(Entries shown):
>> Begin

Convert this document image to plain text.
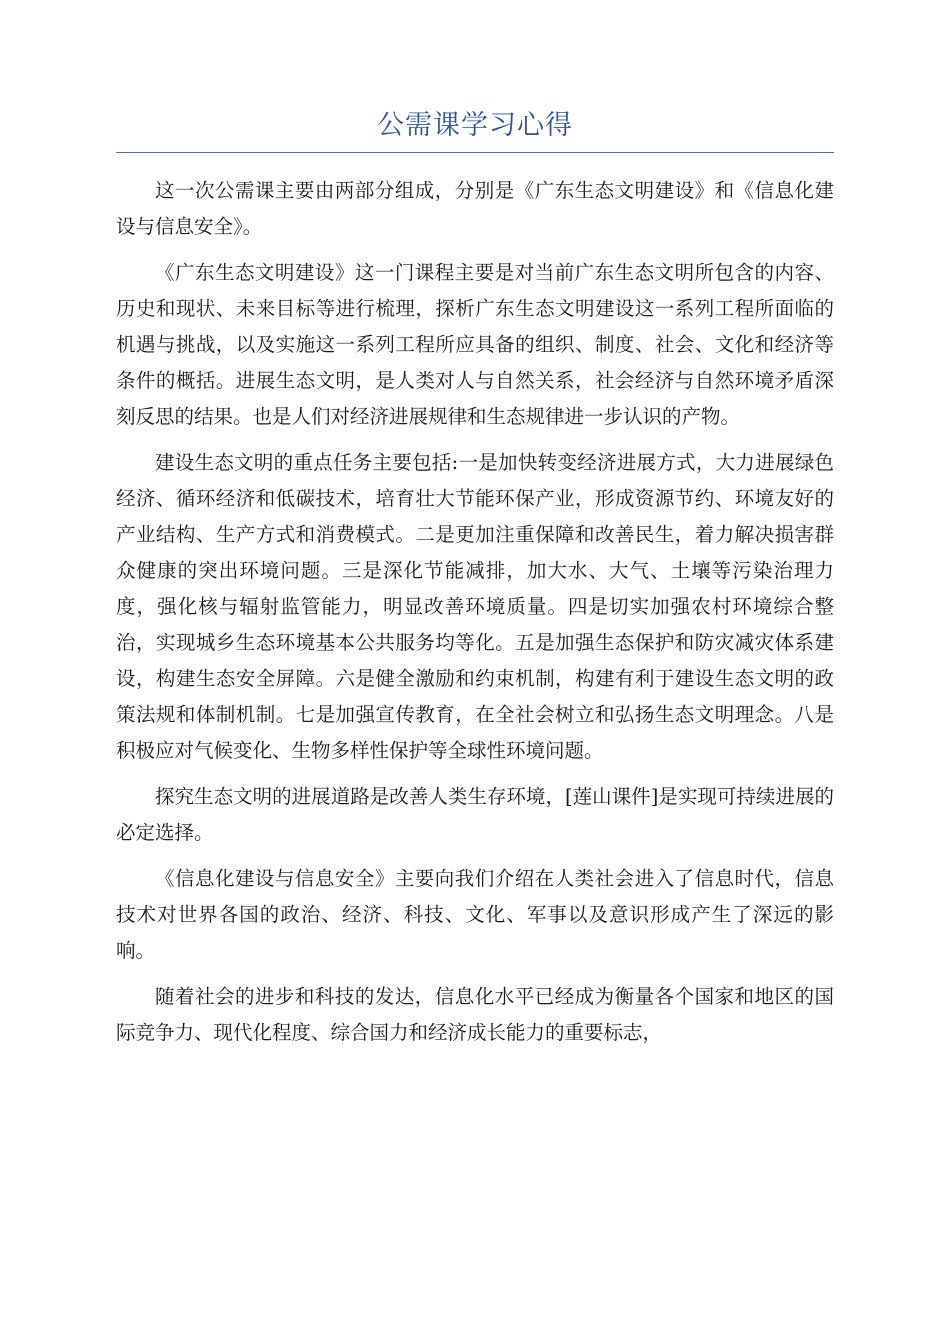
公需课学习心得

这一次公需课主要由两部分组成，分别是《广东生态文明建设》和《信息化建设与信息安全》。

《广东生态文明建设》这一门课程主要是对当前广东生态文明所包含的内容、历史和现状、未来目标等进行梳理，探析广东生态文明建设这一系列工程所面临的机遇与挑战，以及实施这一系列工程所应具备的组织、制度、社会、文化和经济等条件的概括。进展生态文明，是人类对人与自然关系，社会经济与自然环境矛盾深刻反思的结果。也是人们对经济进展规律和生态规律进一步认识的产物。

建设生态文明的重点任务主要包括:一是加快转变经济进展方式，大力进展绿色经济、循环经济和低碳技术，培育壮大节能环保产业，形成资源节约、环境友好的产业结构、生产方式和消费模式。二是更加注重保障和改善民生，着力解决损害群众健康的突出环境问题。三是深化节能减排，加大水、大气、土壤等污染治理力度，强化核与辐射监管能力，明显改善环境质量。四是切实加强农村环境综合整治，实现城乡生态环境基本公共服务均等化。五是加强生态保护和防灾减灾体系建设，构建生态安全屏障。六是健全激励和约束机制，构建有利于建设生态文明的政策法规和体制机制。七是加强宣传教育，在全社会树立和弘扬生态文明理念。八是积极应对气候变化、生物多样性保护等全球性环境问题。

探究生态文明的进展道路是改善人类生存环境，[莲山课件]是实现可持续进展的必定选择。

《信息化建设与信息安全》主要向我们介绍在人类社会进入了信息时代，信息技术对世界各国的政治、经济、科技、文化、军事以及意识形成产生了深远的影响。

随着社会的进步和科技的发达，信息化水平已经成为衡量各个国家和地区的国际竞争力、现代化程度、综合国力和经济成长能力的重要标志，
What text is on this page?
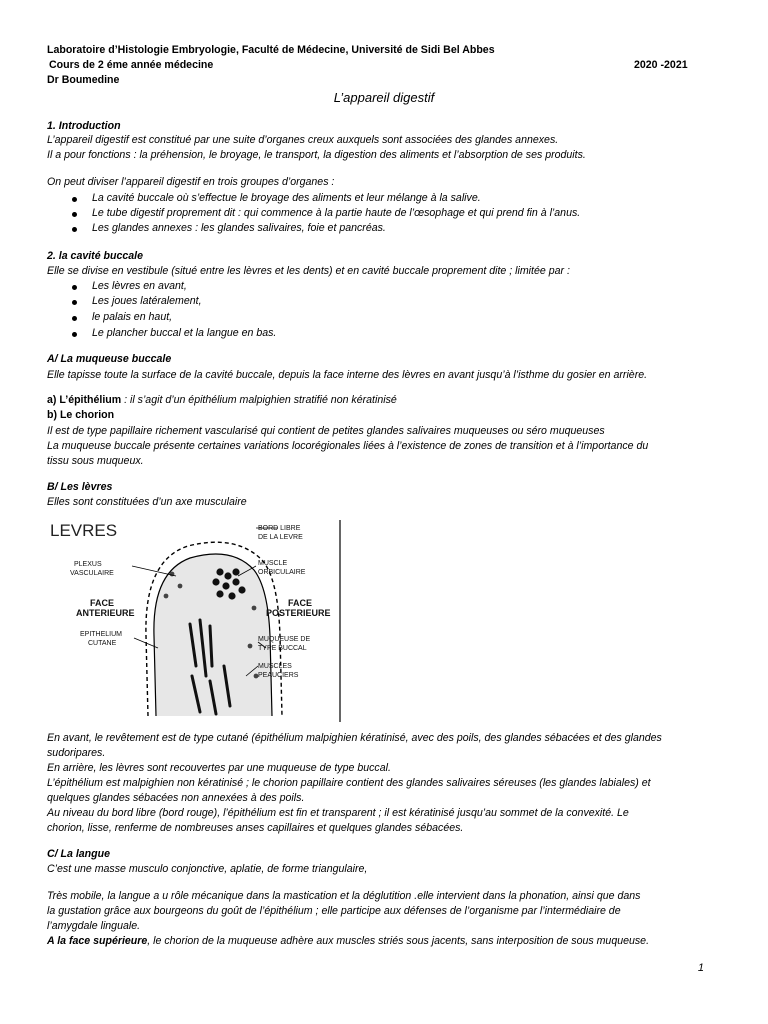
Laboratoire d’Histologie Embryologie, Faculté de Médecine, Université de Sidi Bel Abbes
Cours de 2 éme année médecine	2020 -2021
Dr Boumedine
L’appareil digestif
1. Introduction
L’appareil digestif est constitué par une suite d’organes creux auxquels sont associées des glandes annexes.
Il a pour fonctions : la préhension, le broyage, le transport, la digestion des aliments et l’absorption de ses produits.
On peut diviser l’appareil digestif en trois groupes d’organes :
La cavité buccale où s’effectue le broyage des aliments et leur mélange à la salive.
Le tube digestif proprement dit : qui commence à la partie haute de l’œsophage et qui prend fin à l’anus.
Les glandes annexes : les glandes salivaires, foie et pancréas.
2. la cavité buccale
Elle se divise en vestibule (situé entre les lèvres et les dents) et en cavité buccale proprement dite ; limitée par :
Les lèvres en avant,
Les joues latéralement,
le palais en haut,
Le plancher buccal et la langue en bas.
A/ La muqueuse buccale
Elle tapisse toute la surface de la cavité buccale, depuis la face interne des lèvres en avant jusqu’à l’isthme du gosier en arrière.
a) L’épithélium : il s’agit d’un épithélium malpighien stratifié non kératinisé
b) Le chorion
Il est de type papillaire richement vascularisé qui contient de petites glandes salivaires muqueuses ou séro muqueuses
La muqueuse buccale présente certaines variations locorégionales liées à l’existence de zones de transition et à l’importance du
tissu sous muqueux.
B/ Les lèvres
Elles sont constituées d’un axe musculaire
LEVRES	BORD LIBRE
DE LA LEVRE
PLEXUS
VASCULAIRE
MUSCLE
ORBICULAIRE
EPITHELIUM
CUTANE
MUQUEUSE DE
TYPE BUCCAL
MUSCLES
PEAUCIERS
FACE
ANTERIEURE
FACE
POSTERIEURE
En avant, le revêtement est de type cutané (épithélium malpighien kératinisé, avec des poils, des glandes sébacées et des glandes
sudoripares.
En arrière, les lèvres sont recouvertes par une muqueuse de type buccal.
L’épithélium est malpighien non kératinisé ; le chorion papillaire contient des glandes salivaires séreuses (les glandes labiales) et
quelques glandes sébacées non annexées à des poils.
Au niveau du bord libre (bord rouge), l’épithélium est fin et transparent ; il est kératinisé jusqu’au sommet de la convexité. Le
chorion, lisse, renferme de nombreuses anses capillaires et quelques glandes sébacées.
C/ La langue
C’est une masse musculo conjonctive, aplatie, de forme triangulaire,
Très mobile, la langue a u rôle mécanique dans la mastication et la déglutition .elle intervient dans la phonation, ainsi que dans
la gustation grâce aux bourgeons du goût de l’épithélium ; elle participe aux défenses de l’organisme par l’intermédiaire de
l’amygdale linguale.
A la face supérieure, le chorion de la muqueuse adhère aux muscles striés sous jacents, sans interposition de sous muqueuse.
1
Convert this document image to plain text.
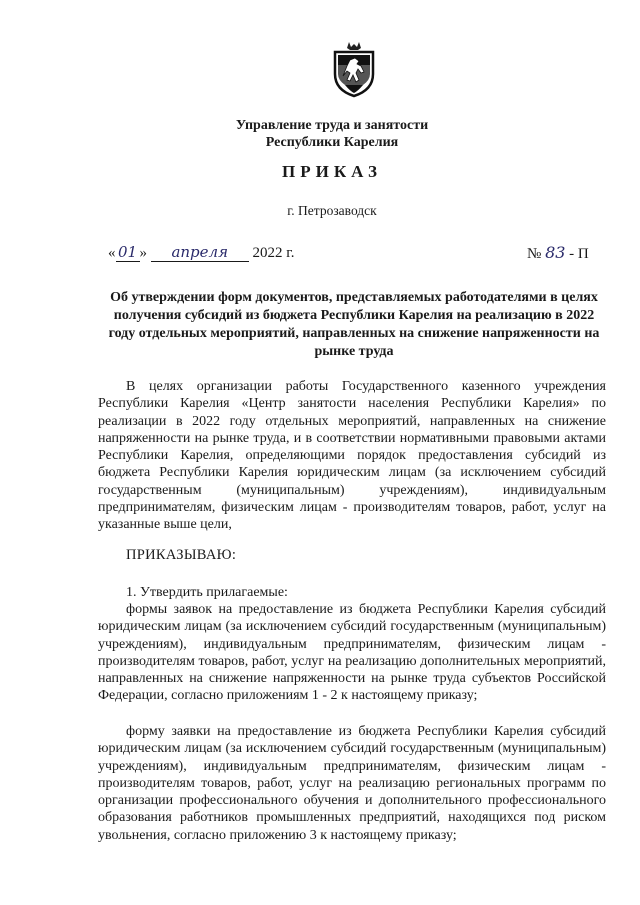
Управление труда и занятости
Республики Карелия
ПРИКАЗ
г. Петрозаводск
« 01 » апреля 2022 г.	№ 83 - П
Об утверждении форм документов, представляемых работодателями в целях получения субсидий из бюджета Республики Карелия на реализацию в 2022 году отдельных мероприятий, направленных на снижение напряженности на рынке труда
В целях организации работы Государственного казенного учреждения Республики Карелия «Центр занятости населения Республики Карелия» по реализации в 2022 году отдельных мероприятий, направленных на снижение напряженности на рынке труда, и в соответствии нормативными правовыми актами Республики Карелия, определяющими порядок предоставления субсидий из бюджета Республики Карелия юридическим лицам (за исключением субсидий государственным (муниципальным) учреждениям), индивидуальным предпринимателям, физическим лицам - производителям товаров, работ, услуг на указанные выше цели,
ПРИКАЗЫВАЮ:
1. Утвердить прилагаемые:
формы заявок на предоставление из бюджета Республики Карелия субсидий юридическим лицам (за исключением субсидий государственным (муниципальным) учреждениям), индивидуальным предпринимателям, физическим лицам - производителям товаров, работ, услуг на реализацию дополнительных мероприятий, направленных на снижение напряженности на рынке труда субъектов Российской Федерации, согласно приложениям 1 - 2 к настоящему приказу;
форму заявки на предоставление из бюджета Республики Карелия субсидий юридическим лицам (за исключением субсидий государственным (муниципальным) учреждениям), индивидуальным предпринимателям, физическим лицам - производителям товаров, работ, услуг на реализацию региональных программ по организации профессионального обучения и дополнительного профессионального образования работников промышленных предприятий, находящихся под риском увольнения, согласно приложению 3 к настоящему приказу;
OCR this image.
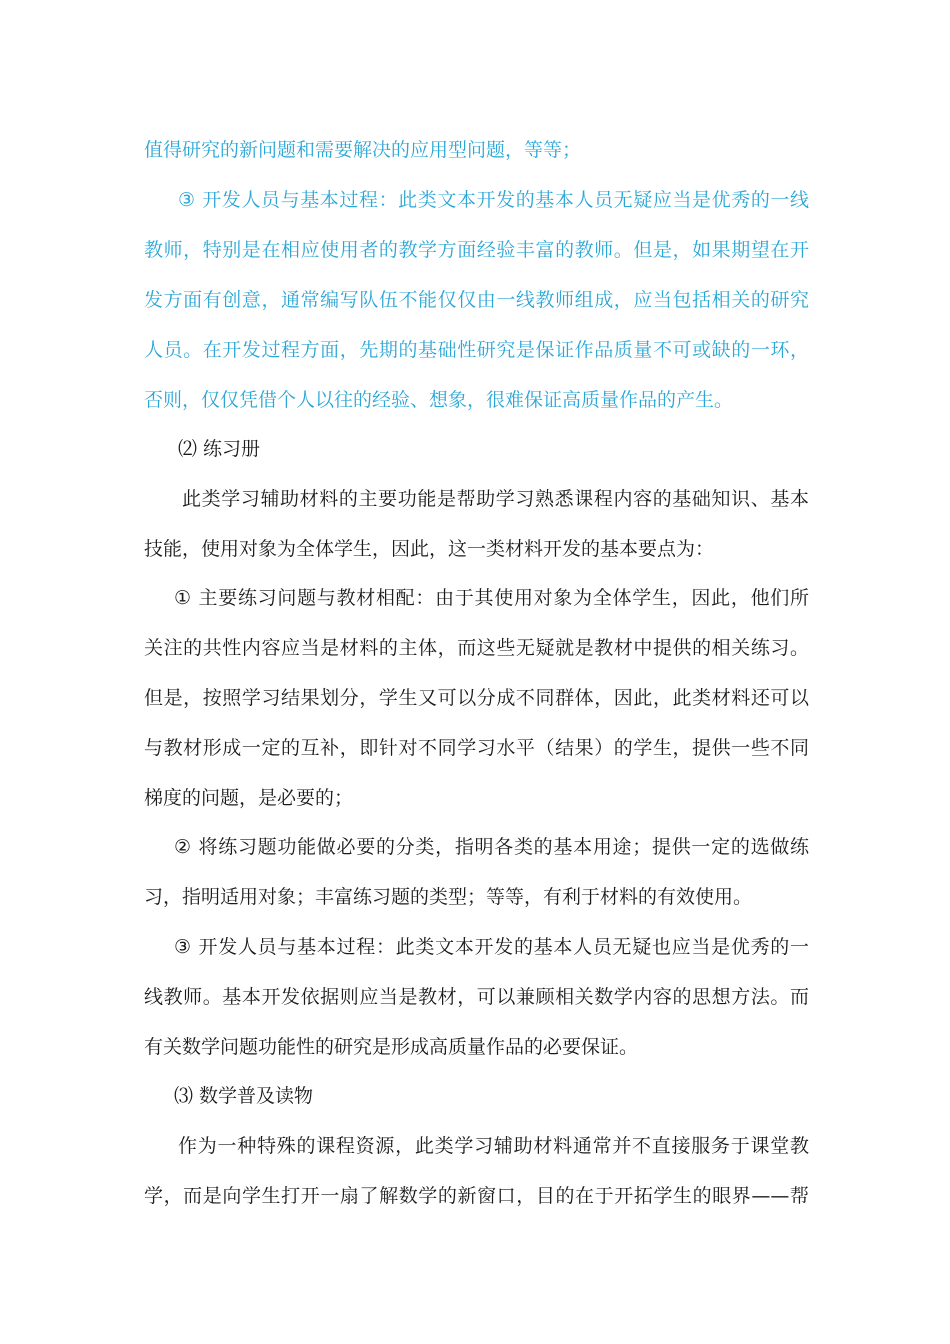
值得研究的新问题和需要解决的应用型问题，等等；
③ 开发人员与基本过程：此类文本开发的基本人员无疑应当是优秀的一线
教师，特别是在相应使用者的教学方面经验丰富的教师。但是，如果期望在开
发方面有创意，通常编写队伍不能仅仅由一线教师组成，应当包括相关的研究
人员。在开发过程方面，先期的基础性研究是保证作品质量不可或缺的一环，
否则，仅仅凭借个人以往的经验、想象，很难保证高质量作品的产生。
⑵ 练习册
此类学习辅助材料的主要功能是帮助学习熟悉课程内容的基础知识、基本
技能，使用对象为全体学生，因此，这一类材料开发的基本要点为：
① 主要练习问题与教材相配：由于其使用对象为全体学生，因此，他们所
关注的共性内容应当是材料的主体，而这些无疑就是教材中提供的相关练习。
但是，按照学习结果划分，学生又可以分成不同群体，因此，此类材料还可以
与教材形成一定的互补，即针对不同学习水平（结果）的学生，提供一些不同
梯度的问题，是必要的；
② 将练习题功能做必要的分类，指明各类的基本用途；提供一定的选做练
习，指明适用对象；丰富练习题的类型；等等，有利于材料的有效使用。
③ 开发人员与基本过程：此类文本开发的基本人员无疑也应当是优秀的一
线教师。基本开发依据则应当是教材，可以兼顾相关数学内容的思想方法。而
有关数学问题功能性的研究是形成高质量作品的必要保证。
⑶ 数学普及读物
作为一种特殊的课程资源，此类学习辅助材料通常并不直接服务于课堂教
学，而是向学生打开一扇了解数学的新窗口，目的在于开拓学生的眼界——帮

>> End

Keep every word of the data as it is when you write it out, but drop the pictures.

(Output):
Convert this document image to plain text.
公需课学习心得

这一次公需课主要由两部分组成，分别是《广东生态文明建设》和《信息化建设与信息安全》。

《广东生态文明建设》这一门课程主要是对当前广东生态文明所包含的内容、历史和现状、未来目标等进行梳理，探析广东生态文明建设这一系列工程所面临的机遇与挑战，以及实施这一系列工程所应具备的组织、制度、社会、文化和经济等条件的概括。进展生态文明，是人类对人与自然关系，社会经济与自然环境矛盾深刻反思的结果。也是人们对经济进展规律和生态规律进一步认识的产物。

建设生态文明的重点任务主要包括:一是加快转变经济进展方式，大力进展绿色经济、循环经济和低碳技术，培育壮大节能环保产业，形成资源节约、环境友好的产业结构、生产方式和消费模式。二是更加注重保障和改善民生，着力解决损害群众健康的突出环境问题。三是深化节能减排，加大水、大气、土壤等污染治理力度，强化核与辐射监管能力，明显改善环境质量。四是切实加强农村环境综合整治，实现城乡生态环境基本公共服务均等化。五是加强生态保护和防灾减灾体系建设，构建生态安全屏障。六是健全激励和约束机制，构建有利于建设生态文明的政策法规和体制机制。七是加强宣传教育，在全社会树立和弘扬生态文明理念。八是积极应对气候变化、生物多样性保护等全球性环境问题。

探究生态文明的进展道路是改善人类生存环境，[莲山课件]是实现可持续进展的必定选择。

《信息化建设与信息安全》主要向我们介绍在人类社会进入了信息时代，信息技术对世界各国的政治、经济、科技、文化、军事以及意识形成产生了深远的影响。

随着社会的进步和科技的发达，信息化水平已经成为衡量各个国家和地区的国际竞争力、现代化程度、综合国力和经济成长能力的重要标志，
What text is on this page?
Laboratoire d’Histologie Embryologie, Faculté de Médecine, Université de Sidi Bel Abbes
Cours de 2 éme année médecine	2020 -2021
Dr Boumedine
L’appareil digestif
1. Introduction
L’appareil digestif est constitué par une suite d’organes creux auxquels sont associées des glandes annexes.
Il a pour fonctions : la préhension, le broyage, le transport, la digestion des aliments et l’absorption de ses produits.
On peut diviser l’appareil digestif en trois groupes d’organes :
La cavité buccale où s’effectue le broyage des aliments et leur mélange à la salive.
Le tube digestif proprement dit : qui commence à la partie haute de l’œsophage et qui prend fin à l’anus.
Les glandes annexes : les glandes salivaires, foie et pancréas.
2. la cavité buccale
Elle se divise en vestibule (situé entre les lèvres et les dents) et en cavité buccale proprement dite ; limitée par :
Les lèvres en avant,
Les joues latéralement,
le palais en haut,
Le plancher buccal et la langue en bas.
A/ La muqueuse buccale
Elle tapisse toute la surface de la cavité buccale, depuis la face interne des lèvres en avant jusqu’à l’isthme du gosier en arrière.
a) L’épithélium : il s’agit d’un épithélium malpighien stratifié non kératinisé
b) Le chorion
Il est de type papillaire richement vascularisé qui contient de petites glandes salivaires muqueuses ou séro muqueuses
La muqueuse buccale présente certaines variations locorégionales liées à l’existence de zones de transition et à l’importance du
tissu sous muqueux.
B/ Les lèvres
Elles sont constituées d’un axe musculaire
LEVRES	BORD LIBRE
DE LA LEVRE
PLEXUS
VASCULAIRE
MUSCLE
ORBICULAIRE
EPITHELIUM
CUTANE
MUQUEUSE DE
TYPE BUCCAL
MUSCLES
PEAUCIERS
FACE
ANTERIEURE
FACE
POSTERIEURE
En avant, le revêtement est de type cutané (épithélium malpighien kératinisé, avec des poils, des glandes sébacées et des glandes
sudoripares.
En arrière, les lèvres sont recouvertes par une muqueuse de type buccal.
L’épithélium est malpighien non kératinisé ; le chorion papillaire contient des glandes salivaires séreuses (les glandes labiales) et
quelques glandes sébacées non annexées à des poils.
Au niveau du bord libre (bord rouge), l’épithélium est fin et transparent ; il est kératinisé jusqu’au sommet de la convexité. Le
chorion, lisse, renferme de nombreuses anses capillaires et quelques glandes sébacées.
C/ La langue
C’est une masse musculo conjonctive, aplatie, de forme triangulaire,
Très mobile, la langue a u rôle mécanique dans la mastication et la déglutition .elle intervient dans la phonation, ainsi que dans
la gustation grâce aux bourgeons du goût de l’épithélium ; elle participe aux défenses de l’organisme par l’intermédiaire de
l’amygdale linguale.
A la face supérieure, le chorion de la muqueuse adhère aux muscles striés sous jacents, sans interposition de sous muqueuse.
1
Convert this document image to plain text.
Управление труда и занятости
Республики Карелия
ПРИКАЗ
г. Петрозаводск
« 01 » апреля 2022 г.	№ 83 - П
Об утверждении форм документов, представляемых работодателями в целях получения субсидий из бюджета Республики Карелия на реализацию в 2022 году отдельных мероприятий, направленных на снижение напряженности на рынке труда
В целях организации работы Государственного казенного учреждения Республики Карелия «Центр занятости населения Республики Карелия» по реализации в 2022 году отдельных мероприятий, направленных на снижение напряженности на рынке труда, и в соответствии нормативными правовыми актами Республики Карелия, определяющими порядок предоставления субсидий из бюджета Республики Карелия юридическим лицам (за исключением субсидий государственным (муниципальным) учреждениям), индивидуальным предпринимателям, физическим лицам - производителям товаров, работ, услуг на указанные выше цели,
ПРИКАЗЫВАЮ:
1. Утвердить прилагаемые:
формы заявок на предоставление из бюджета Республики Карелия субсидий юридическим лицам (за исключением субсидий государственным (муниципальным) учреждениям), индивидуальным предпринимателям, физическим лицам - производителям товаров, работ, услуг на реализацию дополнительных мероприятий, направленных на снижение напряженности на рынке труда субъектов Российской Федерации, согласно приложениям 1 - 2 к настоящему приказу;
форму заявки на предоставление из бюджета Республики Карелия субсидий юридическим лицам (за исключением субсидий государственным (муниципальным) учреждениям), индивидуальным предпринимателям, физическим лицам - производителям товаров, работ, услуг на реализацию региональных программ по организации профессионального обучения и дополнительного профессионального образования работников промышленных предприятий, находящихся под риском увольнения, согласно приложению 3 к настоящему приказу;
OCR this image.
值得研究的新问题和需要解决的应用型问题，等等；
③ 开发人员与基本过程：此类文本开发的基本人员无疑应当是优秀的一线
教师，特别是在相应使用者的教学方面经验丰富的教师。但是，如果期望在开
发方面有创意，通常编写队伍不能仅仅由一线教师组成，应当包括相关的研究
人员。在开发过程方面，先期的基础性研究是保证作品质量不可或缺的一环，
否则，仅仅凭借个人以往的经验、想象，很难保证高质量作品的产生。
⑵ 练习册
此类学习辅助材料的主要功能是帮助学习熟悉课程内容的基础知识、基本
技能，使用对象为全体学生，因此，这一类材料开发的基本要点为：
① 主要练习问题与教材相配：由于其使用对象为全体学生，因此，他们所
关注的共性内容应当是材料的主体，而这些无疑就是教材中提供的相关练习。
但是，按照学习结果划分，学生又可以分成不同群体，因此，此类材料还可以
与教材形成一定的互补，即针对不同学习水平（结果）的学生，提供一些不同
梯度的问题，是必要的；
② 将练习题功能做必要的分类，指明各类的基本用途；提供一定的选做练
习，指明适用对象；丰富练习题的类型；等等，有利于材料的有效使用。
③ 开发人员与基本过程：此类文本开发的基本人员无疑也应当是优秀的一
线教师。基本开发依据则应当是教材，可以兼顾相关数学内容的思想方法。而
有关数学问题功能性的研究是形成高质量作品的必要保证。
⑶ 数学普及读物
作为一种特殊的课程资源，此类学习辅助材料通常并不直接服务于课堂教
学，而是向学生打开一扇了解数学的新窗口，目的在于开拓学生的眼界——帮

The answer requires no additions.